**EXERCISE MATERIAL**
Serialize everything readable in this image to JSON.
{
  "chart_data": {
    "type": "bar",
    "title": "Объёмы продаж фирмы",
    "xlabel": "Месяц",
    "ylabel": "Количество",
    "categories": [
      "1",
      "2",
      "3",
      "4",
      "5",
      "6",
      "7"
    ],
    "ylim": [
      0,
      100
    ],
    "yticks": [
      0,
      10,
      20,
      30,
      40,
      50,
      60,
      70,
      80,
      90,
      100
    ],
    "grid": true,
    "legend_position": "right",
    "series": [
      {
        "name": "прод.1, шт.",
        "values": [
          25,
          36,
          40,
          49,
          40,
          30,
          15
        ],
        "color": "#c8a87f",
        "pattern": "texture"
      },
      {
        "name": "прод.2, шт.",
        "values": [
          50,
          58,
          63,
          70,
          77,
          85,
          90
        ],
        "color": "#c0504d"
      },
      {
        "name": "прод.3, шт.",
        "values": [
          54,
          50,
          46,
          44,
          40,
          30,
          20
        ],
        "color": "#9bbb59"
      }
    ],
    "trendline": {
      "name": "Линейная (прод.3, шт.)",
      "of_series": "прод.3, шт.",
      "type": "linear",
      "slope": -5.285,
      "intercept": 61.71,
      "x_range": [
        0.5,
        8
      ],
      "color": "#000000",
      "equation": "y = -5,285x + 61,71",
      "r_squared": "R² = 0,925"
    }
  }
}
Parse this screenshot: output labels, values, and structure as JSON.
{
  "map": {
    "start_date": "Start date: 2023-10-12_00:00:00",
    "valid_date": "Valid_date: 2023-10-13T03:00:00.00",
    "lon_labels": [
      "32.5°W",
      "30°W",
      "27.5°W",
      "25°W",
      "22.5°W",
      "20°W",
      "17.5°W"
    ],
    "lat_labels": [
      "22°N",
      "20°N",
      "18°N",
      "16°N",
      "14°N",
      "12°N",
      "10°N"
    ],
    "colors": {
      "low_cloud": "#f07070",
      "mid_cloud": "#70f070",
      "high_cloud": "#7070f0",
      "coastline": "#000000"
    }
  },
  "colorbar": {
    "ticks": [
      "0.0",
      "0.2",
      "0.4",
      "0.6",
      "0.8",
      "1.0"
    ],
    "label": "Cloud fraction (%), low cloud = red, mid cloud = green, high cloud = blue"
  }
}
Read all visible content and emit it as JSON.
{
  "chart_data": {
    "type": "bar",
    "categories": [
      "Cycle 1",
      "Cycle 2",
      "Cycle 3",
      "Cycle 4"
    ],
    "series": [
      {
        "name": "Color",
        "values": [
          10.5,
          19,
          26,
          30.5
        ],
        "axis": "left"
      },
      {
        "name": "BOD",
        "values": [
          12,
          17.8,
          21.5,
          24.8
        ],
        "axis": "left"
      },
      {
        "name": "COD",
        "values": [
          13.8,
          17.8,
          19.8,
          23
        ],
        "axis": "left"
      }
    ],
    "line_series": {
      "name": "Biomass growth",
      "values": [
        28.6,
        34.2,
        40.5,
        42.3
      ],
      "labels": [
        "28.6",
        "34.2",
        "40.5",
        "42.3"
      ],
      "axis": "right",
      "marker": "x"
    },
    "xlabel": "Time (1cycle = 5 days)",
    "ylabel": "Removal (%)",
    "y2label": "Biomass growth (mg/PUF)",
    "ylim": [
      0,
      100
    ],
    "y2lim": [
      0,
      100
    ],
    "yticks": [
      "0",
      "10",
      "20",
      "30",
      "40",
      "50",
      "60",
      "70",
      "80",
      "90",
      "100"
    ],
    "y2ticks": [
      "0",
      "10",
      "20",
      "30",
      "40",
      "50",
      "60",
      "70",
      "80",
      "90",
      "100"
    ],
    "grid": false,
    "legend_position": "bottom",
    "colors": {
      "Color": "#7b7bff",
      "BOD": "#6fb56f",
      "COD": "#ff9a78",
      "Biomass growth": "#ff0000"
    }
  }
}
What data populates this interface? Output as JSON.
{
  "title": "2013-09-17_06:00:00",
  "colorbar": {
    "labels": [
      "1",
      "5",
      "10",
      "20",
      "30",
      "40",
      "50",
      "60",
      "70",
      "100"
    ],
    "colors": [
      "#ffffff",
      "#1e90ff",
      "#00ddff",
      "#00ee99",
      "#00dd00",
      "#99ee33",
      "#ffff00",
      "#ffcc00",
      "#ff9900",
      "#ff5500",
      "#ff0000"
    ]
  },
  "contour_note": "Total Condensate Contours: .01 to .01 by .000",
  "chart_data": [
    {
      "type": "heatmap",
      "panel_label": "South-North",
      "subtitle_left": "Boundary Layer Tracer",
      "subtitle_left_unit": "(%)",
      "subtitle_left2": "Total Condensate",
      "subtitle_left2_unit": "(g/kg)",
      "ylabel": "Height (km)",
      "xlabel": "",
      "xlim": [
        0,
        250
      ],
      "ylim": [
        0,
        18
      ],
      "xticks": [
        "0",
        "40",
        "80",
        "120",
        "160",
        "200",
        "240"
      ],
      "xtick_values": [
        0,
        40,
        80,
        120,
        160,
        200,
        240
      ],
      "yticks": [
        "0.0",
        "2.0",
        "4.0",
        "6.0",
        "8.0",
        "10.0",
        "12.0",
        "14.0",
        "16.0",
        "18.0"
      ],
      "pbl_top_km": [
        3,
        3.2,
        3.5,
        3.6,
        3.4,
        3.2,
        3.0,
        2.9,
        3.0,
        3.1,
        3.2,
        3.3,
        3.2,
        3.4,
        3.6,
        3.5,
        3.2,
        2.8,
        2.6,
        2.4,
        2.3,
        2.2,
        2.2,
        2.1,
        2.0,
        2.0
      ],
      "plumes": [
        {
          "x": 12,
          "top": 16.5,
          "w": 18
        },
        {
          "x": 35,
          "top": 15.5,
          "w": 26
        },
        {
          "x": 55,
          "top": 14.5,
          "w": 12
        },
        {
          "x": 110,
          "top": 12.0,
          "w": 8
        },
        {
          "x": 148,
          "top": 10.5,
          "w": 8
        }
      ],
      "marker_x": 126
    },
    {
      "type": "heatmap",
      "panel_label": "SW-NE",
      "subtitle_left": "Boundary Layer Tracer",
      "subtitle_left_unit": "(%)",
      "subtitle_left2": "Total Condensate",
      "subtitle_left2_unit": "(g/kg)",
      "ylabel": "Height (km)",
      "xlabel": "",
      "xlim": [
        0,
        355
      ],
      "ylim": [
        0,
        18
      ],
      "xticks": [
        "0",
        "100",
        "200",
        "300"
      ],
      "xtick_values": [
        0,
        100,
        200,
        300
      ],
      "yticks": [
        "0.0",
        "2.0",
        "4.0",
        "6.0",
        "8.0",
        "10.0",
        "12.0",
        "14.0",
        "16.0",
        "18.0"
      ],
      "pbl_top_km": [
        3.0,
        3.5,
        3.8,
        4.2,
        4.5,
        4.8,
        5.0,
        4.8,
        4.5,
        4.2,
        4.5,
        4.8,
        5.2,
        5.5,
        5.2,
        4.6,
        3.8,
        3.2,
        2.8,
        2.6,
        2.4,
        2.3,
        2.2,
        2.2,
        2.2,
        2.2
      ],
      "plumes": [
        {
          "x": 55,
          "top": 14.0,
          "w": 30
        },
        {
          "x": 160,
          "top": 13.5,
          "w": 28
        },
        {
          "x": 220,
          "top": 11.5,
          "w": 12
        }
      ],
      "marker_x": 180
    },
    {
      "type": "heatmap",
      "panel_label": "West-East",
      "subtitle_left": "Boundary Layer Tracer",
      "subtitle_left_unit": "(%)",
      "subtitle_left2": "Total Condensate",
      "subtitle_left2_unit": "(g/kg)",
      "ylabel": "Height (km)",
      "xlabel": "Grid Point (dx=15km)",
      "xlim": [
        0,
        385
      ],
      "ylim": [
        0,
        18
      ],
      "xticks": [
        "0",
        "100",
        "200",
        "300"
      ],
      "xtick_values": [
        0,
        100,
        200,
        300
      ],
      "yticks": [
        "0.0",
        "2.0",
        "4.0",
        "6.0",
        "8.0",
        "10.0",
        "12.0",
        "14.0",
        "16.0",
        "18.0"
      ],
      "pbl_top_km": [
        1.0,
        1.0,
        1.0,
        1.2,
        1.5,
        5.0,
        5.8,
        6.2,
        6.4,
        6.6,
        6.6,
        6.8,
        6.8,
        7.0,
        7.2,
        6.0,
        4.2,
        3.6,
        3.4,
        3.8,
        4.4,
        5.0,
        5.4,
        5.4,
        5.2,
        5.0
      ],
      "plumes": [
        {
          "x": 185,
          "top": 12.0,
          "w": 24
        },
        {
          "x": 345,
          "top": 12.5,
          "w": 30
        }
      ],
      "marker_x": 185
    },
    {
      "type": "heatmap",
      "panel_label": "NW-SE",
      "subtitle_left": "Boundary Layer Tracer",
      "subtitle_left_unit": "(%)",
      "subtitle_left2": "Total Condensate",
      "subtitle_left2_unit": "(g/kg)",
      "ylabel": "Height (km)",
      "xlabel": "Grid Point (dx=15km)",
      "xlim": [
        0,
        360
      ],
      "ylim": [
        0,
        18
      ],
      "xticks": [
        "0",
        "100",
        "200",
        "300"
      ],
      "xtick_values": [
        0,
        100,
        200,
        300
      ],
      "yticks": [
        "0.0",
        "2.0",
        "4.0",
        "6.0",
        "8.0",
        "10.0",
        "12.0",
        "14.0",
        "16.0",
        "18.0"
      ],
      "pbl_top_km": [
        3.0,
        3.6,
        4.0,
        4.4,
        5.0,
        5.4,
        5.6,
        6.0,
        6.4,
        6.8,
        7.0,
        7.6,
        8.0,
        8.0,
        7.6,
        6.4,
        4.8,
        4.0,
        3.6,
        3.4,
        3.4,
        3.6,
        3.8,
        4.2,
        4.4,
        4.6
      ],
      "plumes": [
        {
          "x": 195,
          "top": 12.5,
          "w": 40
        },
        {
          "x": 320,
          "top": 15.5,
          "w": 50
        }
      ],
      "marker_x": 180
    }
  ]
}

**WHAT IS BEING ASKED**
Leave out every line without the string "Biomass" and copy the rest.

**SOLUTION**
      "name": "Biomass growth",
    "y2label": "Biomass growth (mg/PUF)",
      "Biomass growth": "#ff0000"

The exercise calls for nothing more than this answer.